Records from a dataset
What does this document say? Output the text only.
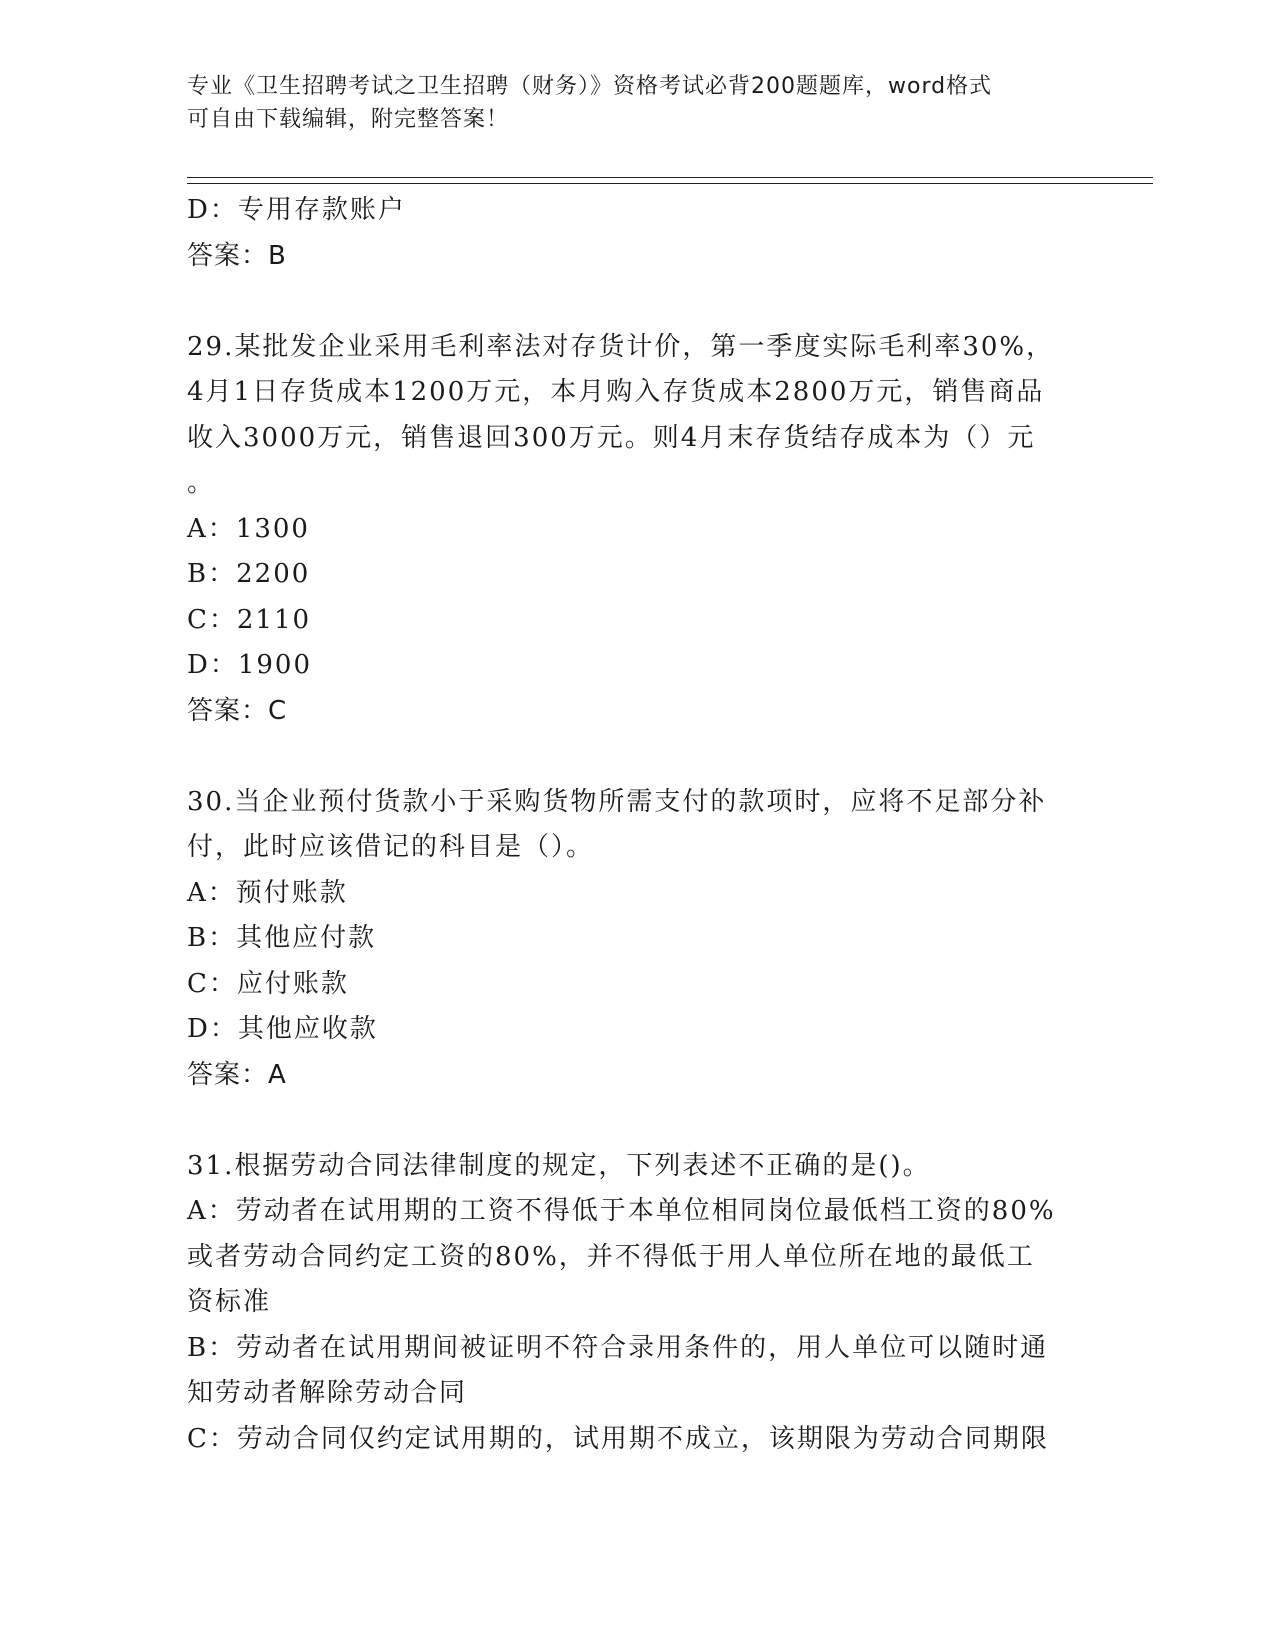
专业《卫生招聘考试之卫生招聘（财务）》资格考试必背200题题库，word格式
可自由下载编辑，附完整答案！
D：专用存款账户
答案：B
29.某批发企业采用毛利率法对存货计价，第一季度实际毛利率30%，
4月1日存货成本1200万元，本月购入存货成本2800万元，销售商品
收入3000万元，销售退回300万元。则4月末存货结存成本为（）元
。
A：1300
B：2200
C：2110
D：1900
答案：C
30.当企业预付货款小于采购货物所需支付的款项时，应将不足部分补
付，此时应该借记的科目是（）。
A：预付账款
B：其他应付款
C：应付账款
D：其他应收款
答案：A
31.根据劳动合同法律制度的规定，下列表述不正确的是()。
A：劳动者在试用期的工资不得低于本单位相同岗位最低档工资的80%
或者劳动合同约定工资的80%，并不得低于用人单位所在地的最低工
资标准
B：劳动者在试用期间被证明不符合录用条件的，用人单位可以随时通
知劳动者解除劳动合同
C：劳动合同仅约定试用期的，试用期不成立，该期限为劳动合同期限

◆ **Problem to work on**: Each entry should be repeated exactly as it appears; the pictures stay out.

◆ **Completed task**:
What does this document say? Output the text only.
专业《卫生招聘考试之卫生招聘（财务）》资格考试必背200题题库，word格式
可自由下载编辑，附完整答案！
D：专用存款账户
答案：B
29.某批发企业采用毛利率法对存货计价，第一季度实际毛利率30%，
4月1日存货成本1200万元，本月购入存货成本2800万元，销售商品
收入3000万元，销售退回300万元。则4月末存货结存成本为（）元
。
A：1300
B：2200
C：2110
D：1900
答案：C
30.当企业预付货款小于采购货物所需支付的款项时，应将不足部分补
付，此时应该借记的科目是（）。
A：预付账款
B：其他应付款
C：应付账款
D：其他应收款
答案：A
31.根据劳动合同法律制度的规定，下列表述不正确的是()。
A：劳动者在试用期的工资不得低于本单位相同岗位最低档工资的80%
或者劳动合同约定工资的80%，并不得低于用人单位所在地的最低工
资标准
B：劳动者在试用期间被证明不符合录用条件的，用人单位可以随时通
知劳动者解除劳动合同
C：劳动合同仅约定试用期的，试用期不成立，该期限为劳动合同期限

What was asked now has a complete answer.